Aim: Using the records below, report how many lines hold "Sterne", with no extra text.

start

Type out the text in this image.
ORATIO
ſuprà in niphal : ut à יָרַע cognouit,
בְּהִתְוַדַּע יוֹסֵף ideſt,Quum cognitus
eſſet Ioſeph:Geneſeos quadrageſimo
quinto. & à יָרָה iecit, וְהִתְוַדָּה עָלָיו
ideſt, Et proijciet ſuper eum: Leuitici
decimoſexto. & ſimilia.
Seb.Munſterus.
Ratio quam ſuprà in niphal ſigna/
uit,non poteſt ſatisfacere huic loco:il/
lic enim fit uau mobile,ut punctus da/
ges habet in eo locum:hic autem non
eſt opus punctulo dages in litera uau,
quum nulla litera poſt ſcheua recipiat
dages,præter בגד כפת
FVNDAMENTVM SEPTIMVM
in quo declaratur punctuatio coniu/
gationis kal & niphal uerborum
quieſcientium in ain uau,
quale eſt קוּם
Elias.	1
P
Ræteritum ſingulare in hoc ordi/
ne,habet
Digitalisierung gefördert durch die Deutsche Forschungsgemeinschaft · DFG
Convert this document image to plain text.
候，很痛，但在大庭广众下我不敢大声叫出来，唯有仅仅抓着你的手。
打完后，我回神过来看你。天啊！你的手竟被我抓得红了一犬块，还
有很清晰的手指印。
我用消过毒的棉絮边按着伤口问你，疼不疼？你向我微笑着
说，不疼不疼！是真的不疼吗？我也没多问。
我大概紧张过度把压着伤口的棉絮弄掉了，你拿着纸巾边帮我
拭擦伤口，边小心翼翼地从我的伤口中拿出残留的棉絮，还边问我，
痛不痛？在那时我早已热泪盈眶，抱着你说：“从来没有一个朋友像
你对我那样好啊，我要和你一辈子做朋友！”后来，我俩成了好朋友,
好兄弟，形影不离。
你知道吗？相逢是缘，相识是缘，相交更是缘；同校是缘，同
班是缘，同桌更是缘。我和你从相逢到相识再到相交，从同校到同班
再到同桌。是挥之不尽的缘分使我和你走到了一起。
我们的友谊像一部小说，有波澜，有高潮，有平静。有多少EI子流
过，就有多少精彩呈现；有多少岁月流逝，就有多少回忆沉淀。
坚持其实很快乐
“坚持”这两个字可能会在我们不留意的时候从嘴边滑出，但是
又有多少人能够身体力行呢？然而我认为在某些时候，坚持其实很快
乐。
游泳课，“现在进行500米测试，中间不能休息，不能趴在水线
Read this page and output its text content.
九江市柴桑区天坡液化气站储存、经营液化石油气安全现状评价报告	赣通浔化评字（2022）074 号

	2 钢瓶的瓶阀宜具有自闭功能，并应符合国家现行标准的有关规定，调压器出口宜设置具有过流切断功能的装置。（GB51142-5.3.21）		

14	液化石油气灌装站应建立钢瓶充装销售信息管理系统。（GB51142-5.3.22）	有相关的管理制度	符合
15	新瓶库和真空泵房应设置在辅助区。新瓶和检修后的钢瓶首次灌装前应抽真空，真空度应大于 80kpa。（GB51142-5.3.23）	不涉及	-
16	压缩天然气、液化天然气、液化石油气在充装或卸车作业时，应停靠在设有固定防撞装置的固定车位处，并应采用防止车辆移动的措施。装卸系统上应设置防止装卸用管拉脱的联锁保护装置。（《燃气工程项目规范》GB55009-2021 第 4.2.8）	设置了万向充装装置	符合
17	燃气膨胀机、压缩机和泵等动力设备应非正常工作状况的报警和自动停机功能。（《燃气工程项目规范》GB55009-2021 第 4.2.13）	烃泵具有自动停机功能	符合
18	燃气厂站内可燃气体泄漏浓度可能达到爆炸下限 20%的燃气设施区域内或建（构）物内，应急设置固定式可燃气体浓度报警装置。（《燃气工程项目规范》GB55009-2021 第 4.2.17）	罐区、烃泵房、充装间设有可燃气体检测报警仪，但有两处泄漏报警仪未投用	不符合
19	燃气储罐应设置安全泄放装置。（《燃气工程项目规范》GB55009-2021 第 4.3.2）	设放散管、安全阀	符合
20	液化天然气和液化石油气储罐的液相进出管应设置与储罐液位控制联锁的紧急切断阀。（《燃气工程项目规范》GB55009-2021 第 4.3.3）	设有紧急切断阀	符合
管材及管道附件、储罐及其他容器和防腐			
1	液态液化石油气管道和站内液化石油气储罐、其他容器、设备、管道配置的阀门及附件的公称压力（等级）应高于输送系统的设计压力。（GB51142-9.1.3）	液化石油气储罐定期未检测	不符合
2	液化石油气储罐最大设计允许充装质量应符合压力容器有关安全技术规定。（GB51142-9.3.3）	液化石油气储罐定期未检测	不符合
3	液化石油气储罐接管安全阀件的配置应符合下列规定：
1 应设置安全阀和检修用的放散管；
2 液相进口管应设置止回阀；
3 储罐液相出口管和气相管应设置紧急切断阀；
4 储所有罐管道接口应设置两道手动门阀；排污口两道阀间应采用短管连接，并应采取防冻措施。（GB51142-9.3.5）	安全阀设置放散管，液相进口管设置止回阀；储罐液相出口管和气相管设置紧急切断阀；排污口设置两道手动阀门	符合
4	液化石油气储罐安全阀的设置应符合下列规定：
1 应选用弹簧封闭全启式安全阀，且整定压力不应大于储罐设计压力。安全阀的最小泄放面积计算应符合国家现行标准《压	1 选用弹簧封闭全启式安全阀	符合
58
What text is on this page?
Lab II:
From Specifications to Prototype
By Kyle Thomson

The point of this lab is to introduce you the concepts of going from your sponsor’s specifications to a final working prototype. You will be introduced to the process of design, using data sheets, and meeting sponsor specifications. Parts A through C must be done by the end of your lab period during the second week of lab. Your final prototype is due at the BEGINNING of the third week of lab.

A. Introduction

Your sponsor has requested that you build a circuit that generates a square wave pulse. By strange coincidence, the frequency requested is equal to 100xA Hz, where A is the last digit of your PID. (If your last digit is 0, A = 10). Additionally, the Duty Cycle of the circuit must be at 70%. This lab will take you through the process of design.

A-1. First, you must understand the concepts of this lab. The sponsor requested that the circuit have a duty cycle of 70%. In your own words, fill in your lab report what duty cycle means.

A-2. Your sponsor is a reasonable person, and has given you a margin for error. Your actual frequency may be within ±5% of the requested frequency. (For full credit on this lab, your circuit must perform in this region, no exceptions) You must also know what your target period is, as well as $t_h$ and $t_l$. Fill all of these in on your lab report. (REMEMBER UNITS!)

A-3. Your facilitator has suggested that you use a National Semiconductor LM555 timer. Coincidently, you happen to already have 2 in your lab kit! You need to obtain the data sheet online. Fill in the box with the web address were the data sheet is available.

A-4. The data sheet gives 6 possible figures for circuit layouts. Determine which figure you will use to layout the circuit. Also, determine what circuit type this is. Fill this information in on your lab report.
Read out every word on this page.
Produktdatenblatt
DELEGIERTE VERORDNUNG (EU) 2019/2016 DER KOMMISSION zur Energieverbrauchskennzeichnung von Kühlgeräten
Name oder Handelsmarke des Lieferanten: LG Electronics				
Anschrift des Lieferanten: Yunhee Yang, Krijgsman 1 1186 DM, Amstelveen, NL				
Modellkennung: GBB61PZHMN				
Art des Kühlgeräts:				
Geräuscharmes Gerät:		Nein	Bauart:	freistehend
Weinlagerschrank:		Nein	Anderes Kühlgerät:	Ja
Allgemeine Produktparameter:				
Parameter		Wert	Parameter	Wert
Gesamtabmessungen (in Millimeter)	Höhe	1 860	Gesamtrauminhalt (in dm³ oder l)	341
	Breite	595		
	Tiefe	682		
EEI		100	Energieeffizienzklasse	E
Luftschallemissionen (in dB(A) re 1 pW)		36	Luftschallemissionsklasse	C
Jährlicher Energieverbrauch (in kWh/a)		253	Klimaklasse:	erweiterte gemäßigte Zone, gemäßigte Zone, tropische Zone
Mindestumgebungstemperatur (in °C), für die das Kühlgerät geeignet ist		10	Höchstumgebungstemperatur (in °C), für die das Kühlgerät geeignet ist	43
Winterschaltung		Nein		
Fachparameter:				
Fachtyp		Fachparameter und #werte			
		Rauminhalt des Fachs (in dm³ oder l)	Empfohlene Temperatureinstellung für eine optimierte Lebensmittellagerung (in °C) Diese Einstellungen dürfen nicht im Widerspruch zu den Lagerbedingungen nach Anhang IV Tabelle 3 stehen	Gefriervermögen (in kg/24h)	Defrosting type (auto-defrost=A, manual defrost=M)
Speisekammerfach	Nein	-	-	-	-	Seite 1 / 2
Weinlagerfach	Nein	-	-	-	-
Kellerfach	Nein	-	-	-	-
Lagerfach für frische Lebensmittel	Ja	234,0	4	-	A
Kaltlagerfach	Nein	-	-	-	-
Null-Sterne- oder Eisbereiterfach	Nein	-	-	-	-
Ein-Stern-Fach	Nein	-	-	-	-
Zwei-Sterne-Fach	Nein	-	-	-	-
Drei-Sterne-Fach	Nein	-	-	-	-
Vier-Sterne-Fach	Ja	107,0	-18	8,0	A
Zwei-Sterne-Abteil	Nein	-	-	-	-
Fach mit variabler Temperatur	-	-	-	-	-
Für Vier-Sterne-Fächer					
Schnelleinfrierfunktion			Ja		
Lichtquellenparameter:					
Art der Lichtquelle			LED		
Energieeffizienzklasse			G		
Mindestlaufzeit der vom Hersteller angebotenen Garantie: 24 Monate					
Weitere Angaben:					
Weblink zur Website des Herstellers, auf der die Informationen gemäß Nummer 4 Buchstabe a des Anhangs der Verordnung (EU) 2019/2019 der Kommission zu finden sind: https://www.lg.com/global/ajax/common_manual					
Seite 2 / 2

end

Result for this task: 6